- Also known as: Big Boy Pete, Buzz
- Born: Peter Richard Miller 26 May 1942 (age 83) Norwich, England
- Years active: 1960s–present
- Label: .22 Records
- Formerly of: Peter Jay and the Jaywalkers
- Website: bigboypete.com

= Peter Miller (musician) =

Peter Richard Miller (born 26 May 1942 in Norwich, England), also known as Big Boy Pete and Buzz, is an English singer, songwriter, recording engineer and record producer.

Born in Norwich, England, he has lived in San Francisco since 1972. He is a veteran of the 1960s English pop music, starting out with a rock & roll band called the Offbeats, who recorded an EP in 1958, and joining the group Peter Jay & the Jaywalkers in 1961.

He has toured with The Beatles, The Rolling Stones, and most of the rest of the British Invasion. A copy of his "Cold Turkey" sold for £250 at Sotheby's Rock and Roll auction in London.

§ Stated goal 1
Rewrite the records starting at the line containing "menu-actions[interactable]: Actions bbox=[58, 74, 114, 94]" and ending at the final line of the records, replacing every "ClxPvxCfg" with "PvxConfigTool". Leave everything else in those lines unchanged.
The records are unrelated to the text about the musician Peter Miller.

§ Records to use
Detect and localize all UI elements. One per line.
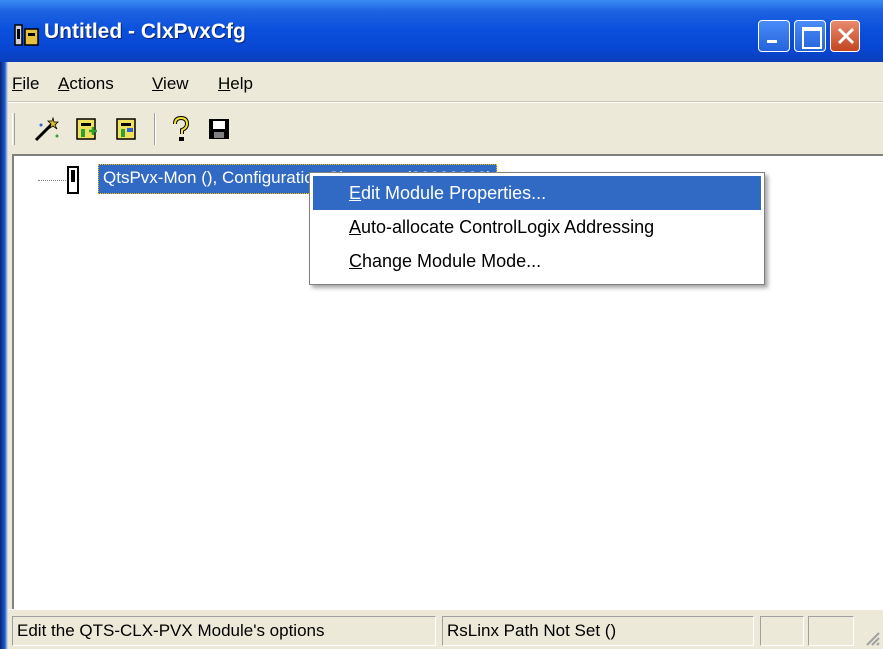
menu-actions[interactable]: Actions bbox=[58, 74, 114, 94]
menu-item-edit-module-properties[interactable]: Edit Module Properties... bbox=[313, 176, 761, 210]
menu-bar: File Actions View Help bbox=[8, 62, 883, 102]
menu-view[interactable]: View bbox=[152, 74, 189, 94]
toolbar-separator bbox=[154, 113, 156, 145]
module-icon bbox=[67, 166, 79, 194]
module-icon bbox=[14, 24, 39, 46]
help-button[interactable] bbox=[164, 113, 198, 145]
save-button[interactable] bbox=[202, 113, 236, 145]
wizard-icon bbox=[34, 116, 59, 142]
window-title: Untitled - ClxPvxCfg bbox=[44, 20, 246, 43]
title-bar[interactable]: Untitled - ClxPvxCfg bbox=[0, 0, 883, 62]
close-icon bbox=[837, 27, 855, 45]
toolbar-grip[interactable] bbox=[12, 113, 15, 145]
module-add-icon bbox=[76, 118, 97, 140]
help-icon bbox=[173, 115, 190, 141]
context-menu: Edit Module Properties... Auto-allocate … bbox=[309, 172, 765, 285]
status-rslinx-path: RsLinx Path Not Set () bbox=[442, 616, 754, 646]
module-edit-icon bbox=[116, 118, 136, 140]
menu-item-change-module-mode[interactable]: Change Module Mode... bbox=[313, 244, 761, 278]
wizard-button[interactable] bbox=[30, 113, 64, 145]
status-pane-4 bbox=[808, 616, 854, 646]
menu-item-auto-allocate-addressing[interactable]: Auto-allocate ControlLogix Addressing bbox=[313, 210, 761, 244]
tree-connector bbox=[38, 180, 68, 181]
menu-file[interactable]: File bbox=[12, 74, 39, 94]
close-button[interactable] bbox=[830, 20, 860, 52]
status-bar: Edit the QTS-CLX-PVX Module's options Rs… bbox=[8, 609, 883, 649]
module-edit-button[interactable] bbox=[110, 113, 144, 145]
maximize-button[interactable] bbox=[794, 20, 826, 52]
toolbar bbox=[8, 102, 883, 154]
menu-help[interactable]: Help bbox=[218, 74, 253, 94]
module-add-button[interactable] bbox=[70, 113, 104, 145]
status-pane-3 bbox=[760, 616, 804, 646]
resize-grip-icon[interactable] bbox=[861, 627, 881, 647]
save-icon bbox=[209, 119, 229, 139]
minimize-button[interactable] bbox=[758, 20, 790, 52]
app-window: Untitled - ClxPvxCfg File Actions View H… bbox=[0, 0, 883, 649]
status-message: Edit the QTS-CLX-PVX Module's options bbox=[12, 616, 436, 646]
window-frame bbox=[0, 62, 8, 649]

§ Stated goal 2
Reproduce the text about the musician Peter Miller in full, with no alterations.

§ Task solution 1
menu-actions[interactable]: Actions bbox=[58, 74, 114, 94]
menu-item-edit-module-properties[interactable]: Edit Module Properties... bbox=[313, 176, 761, 210]
menu-bar: File Actions View Help bbox=[8, 62, 883, 102]
menu-view[interactable]: View bbox=[152, 74, 189, 94]
toolbar-separator bbox=[154, 113, 156, 145]
module-icon bbox=[67, 166, 79, 194]
module-icon bbox=[14, 24, 39, 46]
help-button[interactable] bbox=[164, 113, 198, 145]
save-button[interactable] bbox=[202, 113, 236, 145]
wizard-icon bbox=[34, 116, 59, 142]
window-title: Untitled - PvxConfigTool bbox=[44, 20, 246, 43]
title-bar[interactable]: Untitled - PvxConfigTool bbox=[0, 0, 883, 62]
close-icon bbox=[837, 27, 855, 45]
toolbar-grip[interactable] bbox=[12, 113, 15, 145]
module-add-icon bbox=[76, 118, 97, 140]
help-icon bbox=[173, 115, 190, 141]
context-menu: Edit Module Properties... Auto-allocate … bbox=[309, 172, 765, 285]
status-rslinx-path: RsLinx Path Not Set () bbox=[442, 616, 754, 646]
module-edit-icon bbox=[116, 118, 136, 140]
menu-item-change-module-mode[interactable]: Change Module Mode... bbox=[313, 244, 761, 278]
wizard-button[interactable] bbox=[30, 113, 64, 145]
status-pane-4 bbox=[808, 616, 854, 646]
menu-item-auto-allocate-addressing[interactable]: Auto-allocate ControlLogix Addressing bbox=[313, 210, 761, 244]
tree-connector bbox=[38, 180, 68, 181]
menu-file[interactable]: File bbox=[12, 74, 39, 94]
close-button[interactable] bbox=[830, 20, 860, 52]
status-bar: Edit the QTS-CLX-PVX Module's options Rs… bbox=[8, 609, 883, 649]
module-edit-button[interactable] bbox=[110, 113, 144, 145]
maximize-button[interactable] bbox=[794, 20, 826, 52]
toolbar bbox=[8, 102, 883, 154]
menu-help[interactable]: Help bbox=[218, 74, 253, 94]
module-add-button[interactable] bbox=[70, 113, 104, 145]
status-pane-3 bbox=[760, 616, 804, 646]
resize-grip-icon[interactable] bbox=[861, 627, 881, 647]
save-icon bbox=[209, 119, 229, 139]
minimize-button[interactable] bbox=[758, 20, 790, 52]
app-window: Untitled - PvxConfigTool File Actions View H… bbox=[0, 0, 883, 649]
status-message: Edit the QTS-CLX-PVX Module's options bbox=[12, 616, 436, 646]
window-frame bbox=[0, 62, 8, 649]

§ Task solution 2
- Also known as: Big Boy Pete, Buzz
- Born: Peter Richard Miller 26 May 1942 (age 83) Norwich, England
- Years active: 1960s–present
- Label: .22 Records
- Formerly of: Peter Jay and the Jaywalkers
- Website: bigboypete.com

= Peter Miller (musician) =

Peter Richard Miller (born 26 May 1942 in Norwich, England), also known as Big Boy Pete and Buzz, is an English singer, songwriter, recording engineer and record producer.

Born in Norwich, England, he has lived in San Francisco since 1972. He is a veteran of the 1960s English pop music, starting out with a rock & roll band called the Offbeats, who recorded an EP in 1958, and joining the group Peter Jay & the Jaywalkers in 1961.

He has toured with The Beatles, The Rolling Stones, and most of the rest of the British Invasion. A copy of his "Cold Turkey" sold for £250 at Sotheby's Rock and Roll auction in London.